→ Directions for this task: Reproduce each line of the material precisely.

A run of records
****

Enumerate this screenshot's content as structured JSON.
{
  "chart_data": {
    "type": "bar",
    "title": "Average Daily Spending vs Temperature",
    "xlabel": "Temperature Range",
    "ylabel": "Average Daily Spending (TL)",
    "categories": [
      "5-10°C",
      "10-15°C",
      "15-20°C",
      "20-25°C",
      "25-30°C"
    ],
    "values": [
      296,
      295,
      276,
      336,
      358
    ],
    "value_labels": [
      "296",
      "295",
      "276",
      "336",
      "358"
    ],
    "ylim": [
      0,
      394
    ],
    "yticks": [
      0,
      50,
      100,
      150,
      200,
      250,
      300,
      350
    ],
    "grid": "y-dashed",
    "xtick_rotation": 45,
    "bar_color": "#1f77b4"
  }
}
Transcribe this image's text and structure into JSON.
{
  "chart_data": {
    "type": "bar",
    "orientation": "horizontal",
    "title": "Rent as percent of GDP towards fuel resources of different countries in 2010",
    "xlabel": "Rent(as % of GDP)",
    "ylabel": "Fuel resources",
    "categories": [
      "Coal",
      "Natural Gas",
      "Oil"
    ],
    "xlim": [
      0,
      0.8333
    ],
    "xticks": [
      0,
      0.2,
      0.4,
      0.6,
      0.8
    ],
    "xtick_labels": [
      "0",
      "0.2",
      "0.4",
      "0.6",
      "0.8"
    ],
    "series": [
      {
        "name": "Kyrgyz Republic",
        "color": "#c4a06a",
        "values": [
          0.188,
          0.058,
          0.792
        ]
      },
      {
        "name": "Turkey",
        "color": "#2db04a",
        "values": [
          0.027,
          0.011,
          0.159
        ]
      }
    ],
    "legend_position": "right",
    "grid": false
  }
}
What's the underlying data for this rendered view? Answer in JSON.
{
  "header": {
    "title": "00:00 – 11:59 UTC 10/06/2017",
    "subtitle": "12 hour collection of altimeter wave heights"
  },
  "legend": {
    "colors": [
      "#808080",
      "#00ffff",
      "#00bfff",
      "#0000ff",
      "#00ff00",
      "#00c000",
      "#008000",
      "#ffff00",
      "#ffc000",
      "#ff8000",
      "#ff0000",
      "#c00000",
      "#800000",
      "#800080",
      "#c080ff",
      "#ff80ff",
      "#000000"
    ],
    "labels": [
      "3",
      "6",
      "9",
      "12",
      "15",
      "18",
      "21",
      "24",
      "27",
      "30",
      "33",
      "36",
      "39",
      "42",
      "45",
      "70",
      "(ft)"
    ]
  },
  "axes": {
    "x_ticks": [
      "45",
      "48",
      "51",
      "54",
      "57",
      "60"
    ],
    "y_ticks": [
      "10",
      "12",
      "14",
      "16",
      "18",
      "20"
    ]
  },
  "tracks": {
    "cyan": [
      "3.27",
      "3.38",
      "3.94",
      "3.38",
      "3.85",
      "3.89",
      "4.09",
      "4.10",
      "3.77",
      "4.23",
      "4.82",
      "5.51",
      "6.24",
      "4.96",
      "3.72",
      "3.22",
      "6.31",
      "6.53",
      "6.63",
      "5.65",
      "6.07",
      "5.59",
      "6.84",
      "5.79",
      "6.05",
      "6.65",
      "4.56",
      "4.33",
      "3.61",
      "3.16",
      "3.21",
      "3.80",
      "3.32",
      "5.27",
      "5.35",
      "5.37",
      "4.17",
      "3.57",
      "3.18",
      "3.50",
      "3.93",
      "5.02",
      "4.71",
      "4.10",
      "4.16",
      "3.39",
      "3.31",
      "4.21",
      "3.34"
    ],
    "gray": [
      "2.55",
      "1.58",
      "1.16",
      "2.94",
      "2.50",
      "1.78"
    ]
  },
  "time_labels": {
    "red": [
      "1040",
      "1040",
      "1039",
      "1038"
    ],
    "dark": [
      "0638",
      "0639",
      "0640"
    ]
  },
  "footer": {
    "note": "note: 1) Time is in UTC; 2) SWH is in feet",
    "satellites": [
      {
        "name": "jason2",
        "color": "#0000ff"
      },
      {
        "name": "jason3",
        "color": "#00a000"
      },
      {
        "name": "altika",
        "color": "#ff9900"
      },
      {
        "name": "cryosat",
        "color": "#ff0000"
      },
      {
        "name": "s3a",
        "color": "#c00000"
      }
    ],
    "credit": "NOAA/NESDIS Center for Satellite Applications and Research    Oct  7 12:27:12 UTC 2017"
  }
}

****

→ Solution for this exercise:
Enumerate this screenshot's content as structured JSON.
{
  "chart_data": {
    "type": "bar",
    "title": "Average Daily Spending vs Temperature",
    "xlabel": "Temperature Range",
    "ylabel": "Average Daily Spending (TL)",
    "categories": [
      "5-10°C",
      "10-15°C",
      "15-20°C",
      "20-25°C",
      "25-30°C"
    ],
    "values": [
      296,
      295,
      276,
      336,
      358
    ],
    "value_labels": [
      "296",
      "295",
      "276",
      "336",
      "358"
    ],
    "ylim": [
      0,
      394
    ],
    "yticks": [
      0,
      50,
      100,
      150,
      200,
      250,
      300,
      350
    ],
    "grid": "y-dashed",
    "xtick_rotation": 45,
    "bar_color": "#1f77b4"
  }
}
Transcribe this image's text and structure into JSON.
{
  "chart_data": {
    "type": "bar",
    "orientation": "horizontal",
    "title": "Rent as percent of GDP towards fuel resources of different countries in 2010",
    "xlabel": "Rent(as % of GDP)",
    "ylabel": "Fuel resources",
    "categories": [
      "Coal",
      "Natural Gas",
      "Oil"
    ],
    "xlim": [
      0,
      0.8333
    ],
    "xticks": [
      0,
      0.2,
      0.4,
      0.6,
      0.8
    ],
    "xtick_labels": [
      "0",
      "0.2",
      "0.4",
      "0.6",
      "0.8"
    ],
    "series": [
      {
        "name": "Kyrgyz Republic",
        "color": "#c4a06a",
        "values": [
          0.188,
          0.058,
          0.792
        ]
      },
      {
        "name": "Turkey",
        "color": "#2db04a",
        "values": [
          0.027,
          0.011,
          0.159
        ]
      }
    ],
    "legend_position": "right",
    "grid": false
  }
}
What's the underlying data for this rendered view? Answer in JSON.
{
  "header": {
    "title": "00:00 – 11:59 UTC 10/06/2017",
    "subtitle": "12 hour collection of altimeter wave heights"
  },
  "legend": {
    "colors": [
      "#808080",
      "#00ffff",
      "#00bfff",
      "#0000ff",
      "#00ff00",
      "#00c000",
      "#008000",
      "#ffff00",
      "#ffc000",
      "#ff8000",
      "#ff0000",
      "#c00000",
      "#800000",
      "#800080",
      "#c080ff",
      "#ff80ff",
      "#000000"
    ],
    "labels": [
      "3",
      "6",
      "9",
      "12",
      "15",
      "18",
      "21",
      "24",
      "27",
      "30",
      "33",
      "36",
      "39",
      "42",
      "45",
      "70",
      "(ft)"
    ]
  },
  "axes": {
    "x_ticks": [
      "45",
      "48",
      "51",
      "54",
      "57",
      "60"
    ],
    "y_ticks": [
      "10",
      "12",
      "14",
      "16",
      "18",
      "20"
    ]
  },
  "tracks": {
    "cyan": [
      "3.27",
      "3.38",
      "3.94",
      "3.38",
      "3.85",
      "3.89",
      "4.09",
      "4.10",
      "3.77",
      "4.23",
      "4.82",
      "5.51",
      "6.24",
      "4.96",
      "3.72",
      "3.22",
      "6.31",
      "6.53",
      "6.63",
      "5.65",
      "6.07",
      "5.59",
      "6.84",
      "5.79",
      "6.05",
      "6.65",
      "4.56",
      "4.33",
      "3.61",
      "3.16",
      "3.21",
      "3.80",
      "3.32",
      "5.27",
      "5.35",
      "5.37",
      "4.17",
      "3.57",
      "3.18",
      "3.50",
      "3.93",
      "5.02",
      "4.71",
      "4.10",
      "4.16",
      "3.39",
      "3.31",
      "4.21",
      "3.34"
    ],
    "gray": [
      "2.55",
      "1.58",
      "1.16",
      "2.94",
      "2.50",
      "1.78"
    ]
  },
  "time_labels": {
    "red": [
      "1040",
      "1040",
      "1039",
      "1038"
    ],
    "dark": [
      "0638",
      "0639",
      "0640"
    ]
  },
  "footer": {
    "note": "note: 1) Time is in UTC; 2) SWH is in feet",
    "satellites": [
      {
        "name": "jason2",
        "color": "#0000ff"
      },
      {
        "name": "jason3",
        "color": "#00a000"
      },
      {
        "name": "altika",
        "color": "#ff9900"
      },
      {
        "name": "cryosat",
        "color": "#ff0000"
      },
      {
        "name": "s3a",
        "color": "#c00000"
      }
    ],
    "credit": "NOAA/NESDIS Center for Satellite Applications and Research    Oct  7 12:27:12 UTC 2017"
  }
}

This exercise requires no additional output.